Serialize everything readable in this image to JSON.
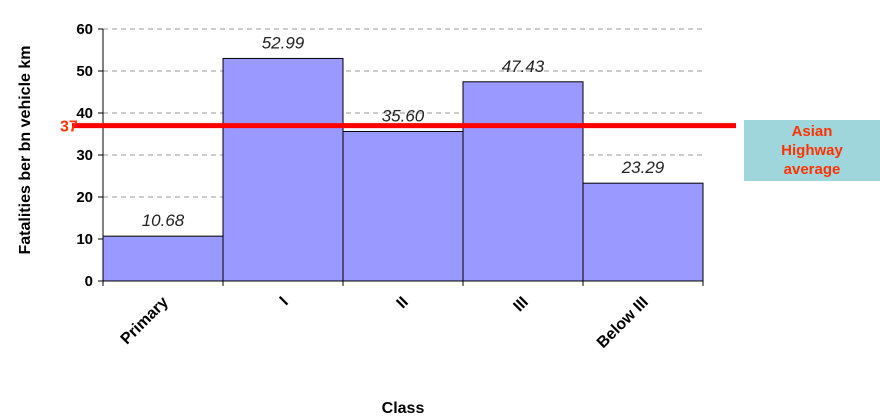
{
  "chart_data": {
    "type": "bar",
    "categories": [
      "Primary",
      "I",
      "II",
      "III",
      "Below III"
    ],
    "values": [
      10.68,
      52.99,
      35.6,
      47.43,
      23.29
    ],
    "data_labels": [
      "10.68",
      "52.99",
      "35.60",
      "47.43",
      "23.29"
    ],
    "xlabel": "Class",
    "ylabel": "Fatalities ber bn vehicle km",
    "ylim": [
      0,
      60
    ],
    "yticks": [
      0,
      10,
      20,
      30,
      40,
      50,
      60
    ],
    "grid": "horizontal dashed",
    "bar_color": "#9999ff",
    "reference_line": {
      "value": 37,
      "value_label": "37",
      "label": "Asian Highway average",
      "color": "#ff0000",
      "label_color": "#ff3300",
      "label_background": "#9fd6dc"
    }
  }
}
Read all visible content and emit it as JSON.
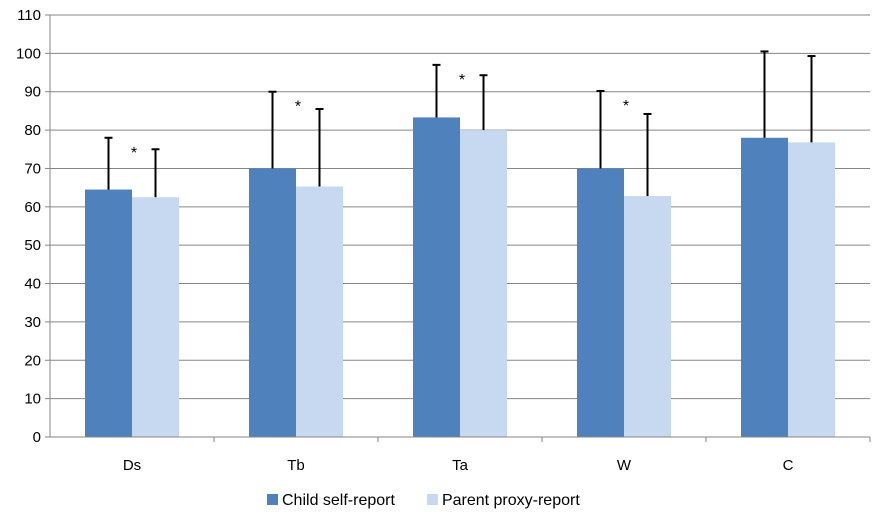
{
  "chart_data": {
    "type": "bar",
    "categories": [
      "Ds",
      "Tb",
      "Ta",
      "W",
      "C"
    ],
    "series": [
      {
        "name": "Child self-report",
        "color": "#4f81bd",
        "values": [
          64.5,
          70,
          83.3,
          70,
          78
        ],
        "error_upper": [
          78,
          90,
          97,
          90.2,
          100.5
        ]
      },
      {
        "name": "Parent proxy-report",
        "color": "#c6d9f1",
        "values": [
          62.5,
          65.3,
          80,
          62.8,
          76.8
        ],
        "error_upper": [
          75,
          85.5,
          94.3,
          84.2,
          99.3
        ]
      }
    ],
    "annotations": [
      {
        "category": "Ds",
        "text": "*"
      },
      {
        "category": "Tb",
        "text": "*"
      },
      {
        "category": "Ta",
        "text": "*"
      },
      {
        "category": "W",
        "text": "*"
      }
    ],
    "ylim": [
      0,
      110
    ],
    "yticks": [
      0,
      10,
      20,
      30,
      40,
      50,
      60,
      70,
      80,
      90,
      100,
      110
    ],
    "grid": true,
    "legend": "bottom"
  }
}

| WHAT THIS TASK INVOLVES |
List all lines holding the string "report".

| THE SOLUTION |
        "name": "Child self-report",
        "name": "Parent proxy-report",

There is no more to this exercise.